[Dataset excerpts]
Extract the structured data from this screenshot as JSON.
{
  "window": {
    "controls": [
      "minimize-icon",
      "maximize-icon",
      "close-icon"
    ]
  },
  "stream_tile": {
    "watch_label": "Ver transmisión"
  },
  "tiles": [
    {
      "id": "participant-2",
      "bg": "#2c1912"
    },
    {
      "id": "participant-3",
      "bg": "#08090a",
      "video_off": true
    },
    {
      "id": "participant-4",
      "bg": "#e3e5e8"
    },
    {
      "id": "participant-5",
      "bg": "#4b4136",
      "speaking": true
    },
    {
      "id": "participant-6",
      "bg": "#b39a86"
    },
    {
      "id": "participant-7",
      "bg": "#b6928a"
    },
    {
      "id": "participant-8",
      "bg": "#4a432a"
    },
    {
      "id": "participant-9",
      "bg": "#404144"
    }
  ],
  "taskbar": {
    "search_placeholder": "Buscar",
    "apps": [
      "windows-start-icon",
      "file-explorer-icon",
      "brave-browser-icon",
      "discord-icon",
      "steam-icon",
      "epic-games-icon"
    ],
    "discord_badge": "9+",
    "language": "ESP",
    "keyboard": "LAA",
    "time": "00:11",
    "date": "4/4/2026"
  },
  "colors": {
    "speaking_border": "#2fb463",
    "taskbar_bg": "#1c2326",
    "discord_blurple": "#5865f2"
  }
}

### What is needed
From the records above, extract everything verbatim.

### Full solution
Extract the structured data from this screenshot as JSON.
{
  "window": {
    "controls": [
      "minimize-icon",
      "maximize-icon",
      "close-icon"
    ]
  },
  "stream_tile": {
    "watch_label": "Ver transmisión"
  },
  "tiles": [
    {
      "id": "participant-2",
      "bg": "#2c1912"
    },
    {
      "id": "participant-3",
      "bg": "#08090a",
      "video_off": true
    },
    {
      "id": "participant-4",
      "bg": "#e3e5e8"
    },
    {
      "id": "participant-5",
      "bg": "#4b4136",
      "speaking": true
    },
    {
      "id": "participant-6",
      "bg": "#b39a86"
    },
    {
      "id": "participant-7",
      "bg": "#b6928a"
    },
    {
      "id": "participant-8",
      "bg": "#4a432a"
    },
    {
      "id": "participant-9",
      "bg": "#404144"
    }
  ],
  "taskbar": {
    "search_placeholder": "Buscar",
    "apps": [
      "windows-start-icon",
      "file-explorer-icon",
      "brave-browser-icon",
      "discord-icon",
      "steam-icon",
      "epic-games-icon"
    ],
    "discord_badge": "9+",
    "language": "ESP",
    "keyboard": "LAA",
    "time": "00:11",
    "date": "4/4/2026"
  },
  "colors": {
    "speaking_border": "#2fb463",
    "taskbar_bg": "#1c2326",
    "discord_blurple": "#5865f2"
  }
}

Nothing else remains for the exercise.